**Goal of the exercise**
Single out the lines of the material that contain "späť" and copy them.

**Records supplied**
☆ ☆ ☆

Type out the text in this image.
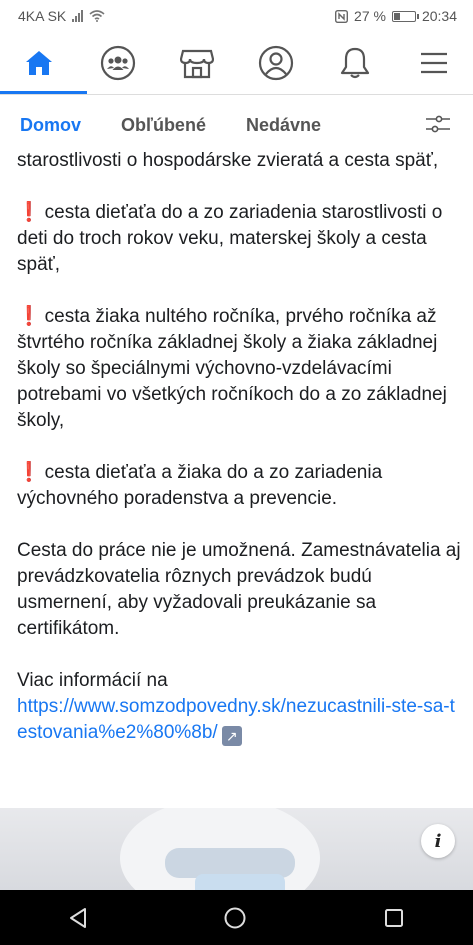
4KA SK	27 %	20:34
Domov Obľúbené Nedávne

starostlivosti o hospodárske zvieratá a cesta späť,

❗ cesta dieťaťa do a zo zariadenia starostlivosti o deti do troch rokov veku, materskej školy a cesta späť,

❗ cesta žiaka nultého ročníka, prvého ročníka až štvrtého ročníka základnej školy a žiaka základnej školy so špeciálnymi výchovno-vzdelávacími potrebami vo všetkých ročníkoch do a zo základnej školy,

❗ cesta dieťaťa a žiaka do a zo zariadenia výchovného poradenstva a prevencie.

Cesta do práce nie je umožnená. Zamestnávatelia aj prevádzkovatelia rôznych prevádzok budú usmernení, aby vyžadovali preukázanie sa certifikátom.

Viac informácií na
https://www.somzodpovedny.sk/nezucastnili-ste-sa-testovania%e2%80%8b/ ↗

i
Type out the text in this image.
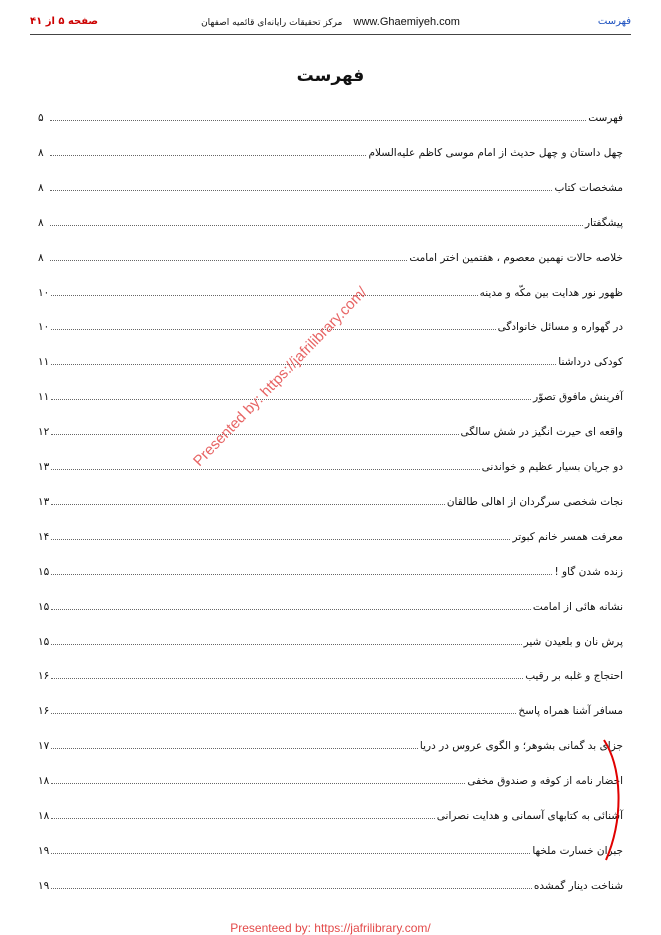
صفحه ۵ از ۴۱	مرکز تحقیقات رایانه‌ای قائمیه اصفهان www.Ghaemiyeh.com	فهرست
فهرست
فهرست
۵
چهل داستان و چهل حدیث از امام موسی کاظم علیه‌السلام
۸
مشخصات کتاب
۸
پیشگفتار
۸
خلاصه حالات نهمین معصوم ، هفتمین اختر امامت
۸
ظهور نور هدایت بین مکّه و مدینه
۱۰
در گهواره و مسائل خانوادگی
۱۰
کودکی درداشنا
۱۱
آفرینش مافوق تصوّر
۱۱
واقعه ای حیرت انگیز در شش سالگی
۱۲
دو جریان بسیار عظیم و خواندنی
۱۳
نجات شخصی سرگردان از اهالی طالقان
۱۳
معرفت همسر خانم کبوتر
۱۴
زنده شدن گاو !
۱۵
نشانه هائی از امامت
۱۵
پرش نان و بلعیدن شیر
۱۵
احتجاج و غلبه بر رقیب
۱۶
مسافر آشنا همراه پاسخ
۱۶
جزای بد گمانی بشوهر؛ و الگوی عروس در دریا
۱۷
احضار نامه از کوفه و صندوق مخفی
۱۸
آشنائی به کتابهای آسمانی و هدایت نصرانی
۱۸
جبران خسارت ملخها
۱۹
شناخت دینار گمشده
۱۹
Presented by: https://jafrilibrary.com/
Presenteed by: https://jafrilibrary.com/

☆ ☆ ☆

**Solution to this task**
starostlivosti o hospodárske zvieratá a cesta späť,
❗ cesta dieťaťa do a zo zariadenia starostlivosti o deti do troch rokov veku, materskej školy a cesta späť,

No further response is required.